AVAILABLE RECORDS »
============================================================

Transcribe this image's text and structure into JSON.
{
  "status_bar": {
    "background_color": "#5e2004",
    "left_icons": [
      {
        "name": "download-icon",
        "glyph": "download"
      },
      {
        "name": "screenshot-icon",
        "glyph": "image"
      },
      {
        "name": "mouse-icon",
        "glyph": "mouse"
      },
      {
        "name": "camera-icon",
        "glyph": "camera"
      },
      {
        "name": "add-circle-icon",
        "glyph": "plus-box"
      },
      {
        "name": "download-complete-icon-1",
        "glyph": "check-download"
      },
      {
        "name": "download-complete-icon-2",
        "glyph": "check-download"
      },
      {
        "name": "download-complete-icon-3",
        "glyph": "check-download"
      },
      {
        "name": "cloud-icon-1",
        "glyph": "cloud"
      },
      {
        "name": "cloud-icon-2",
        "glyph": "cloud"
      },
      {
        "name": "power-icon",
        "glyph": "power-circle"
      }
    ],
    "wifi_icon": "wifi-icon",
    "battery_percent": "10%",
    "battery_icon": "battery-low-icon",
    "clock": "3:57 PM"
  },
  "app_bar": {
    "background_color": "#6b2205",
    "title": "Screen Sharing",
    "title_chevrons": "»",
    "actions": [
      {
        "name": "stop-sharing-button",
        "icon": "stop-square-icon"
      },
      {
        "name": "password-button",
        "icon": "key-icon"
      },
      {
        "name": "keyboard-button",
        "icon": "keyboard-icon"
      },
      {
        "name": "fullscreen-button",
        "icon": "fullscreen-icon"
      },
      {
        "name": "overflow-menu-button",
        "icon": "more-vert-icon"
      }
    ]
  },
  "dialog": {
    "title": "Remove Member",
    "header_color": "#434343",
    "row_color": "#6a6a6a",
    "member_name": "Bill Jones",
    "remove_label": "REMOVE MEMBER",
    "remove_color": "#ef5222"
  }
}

============================================================

GIVEN TASK » Take the entries above and transcribe them in full.

EXERCISE RESPONSE »
Transcribe this image's text and structure into JSON.
{
  "status_bar": {
    "background_color": "#5e2004",
    "left_icons": [
      {
        "name": "download-icon",
        "glyph": "download"
      },
      {
        "name": "screenshot-icon",
        "glyph": "image"
      },
      {
        "name": "mouse-icon",
        "glyph": "mouse"
      },
      {
        "name": "camera-icon",
        "glyph": "camera"
      },
      {
        "name": "add-circle-icon",
        "glyph": "plus-box"
      },
      {
        "name": "download-complete-icon-1",
        "glyph": "check-download"
      },
      {
        "name": "download-complete-icon-2",
        "glyph": "check-download"
      },
      {
        "name": "download-complete-icon-3",
        "glyph": "check-download"
      },
      {
        "name": "cloud-icon-1",
        "glyph": "cloud"
      },
      {
        "name": "cloud-icon-2",
        "glyph": "cloud"
      },
      {
        "name": "power-icon",
        "glyph": "power-circle"
      }
    ],
    "wifi_icon": "wifi-icon",
    "battery_percent": "10%",
    "battery_icon": "battery-low-icon",
    "clock": "3:57 PM"
  },
  "app_bar": {
    "background_color": "#6b2205",
    "title": "Screen Sharing",
    "title_chevrons": "»",
    "actions": [
      {
        "name": "stop-sharing-button",
        "icon": "stop-square-icon"
      },
      {
        "name": "password-button",
        "icon": "key-icon"
      },
      {
        "name": "keyboard-button",
        "icon": "keyboard-icon"
      },
      {
        "name": "fullscreen-button",
        "icon": "fullscreen-icon"
      },
      {
        "name": "overflow-menu-button",
        "icon": "more-vert-icon"
      }
    ]
  },
  "dialog": {
    "title": "Remove Member",
    "header_color": "#434343",
    "row_color": "#6a6a6a",
    "member_name": "Bill Jones",
    "remove_label": "REMOVE MEMBER",
    "remove_color": "#ef5222"
  }
}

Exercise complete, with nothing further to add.